Given instruction |
Output the material beneath this task exactly, images excluded.

Records for this exercise |
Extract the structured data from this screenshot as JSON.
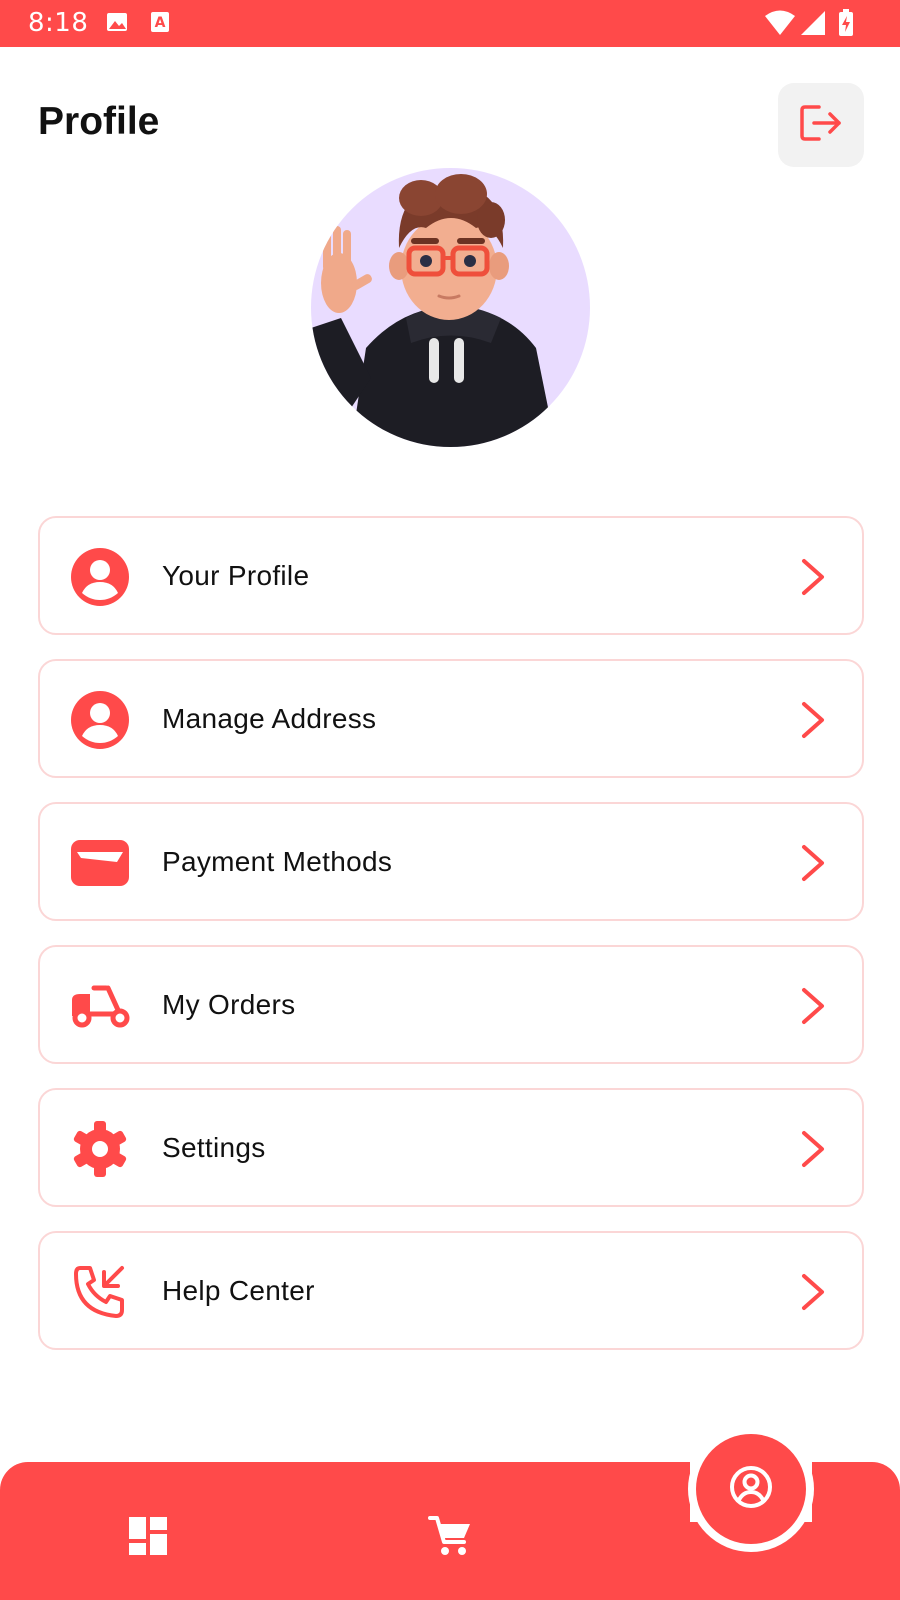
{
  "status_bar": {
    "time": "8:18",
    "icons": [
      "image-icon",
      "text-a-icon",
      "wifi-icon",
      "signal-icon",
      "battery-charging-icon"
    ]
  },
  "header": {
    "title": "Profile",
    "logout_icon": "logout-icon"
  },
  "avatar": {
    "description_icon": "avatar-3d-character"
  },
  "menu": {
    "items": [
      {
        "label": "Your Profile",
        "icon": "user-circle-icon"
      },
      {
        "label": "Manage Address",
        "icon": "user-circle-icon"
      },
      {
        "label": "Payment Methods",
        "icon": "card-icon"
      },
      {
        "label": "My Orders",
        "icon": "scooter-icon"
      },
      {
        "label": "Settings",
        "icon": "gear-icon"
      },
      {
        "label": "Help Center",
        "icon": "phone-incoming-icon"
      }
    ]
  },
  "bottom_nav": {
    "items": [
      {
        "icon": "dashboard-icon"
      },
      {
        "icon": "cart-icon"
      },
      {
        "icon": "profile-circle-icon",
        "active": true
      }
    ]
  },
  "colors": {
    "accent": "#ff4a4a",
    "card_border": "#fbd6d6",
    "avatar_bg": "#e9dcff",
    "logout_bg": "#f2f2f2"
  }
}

Problem solution |
Extract the structured data from this screenshot as JSON.
{
  "status_bar": {
    "time": "8:18",
    "icons": [
      "image-icon",
      "text-a-icon",
      "wifi-icon",
      "signal-icon",
      "battery-charging-icon"
    ]
  },
  "header": {
    "title": "Profile",
    "logout_icon": "logout-icon"
  },
  "avatar": {
    "description_icon": "avatar-3d-character"
  },
  "menu": {
    "items": [
      {
        "label": "Your Profile",
        "icon": "user-circle-icon"
      },
      {
        "label": "Manage Address",
        "icon": "user-circle-icon"
      },
      {
        "label": "Payment Methods",
        "icon": "card-icon"
      },
      {
        "label": "My Orders",
        "icon": "scooter-icon"
      },
      {
        "label": "Settings",
        "icon": "gear-icon"
      },
      {
        "label": "Help Center",
        "icon": "phone-incoming-icon"
      }
    ]
  },
  "bottom_nav": {
    "items": [
      {
        "icon": "dashboard-icon"
      },
      {
        "icon": "cart-icon"
      },
      {
        "icon": "profile-circle-icon",
        "active": true
      }
    ]
  },
  "colors": {
    "accent": "#ff4a4a",
    "card_border": "#fbd6d6",
    "avatar_bg": "#e9dcff",
    "logout_bg": "#f2f2f2"
  }
}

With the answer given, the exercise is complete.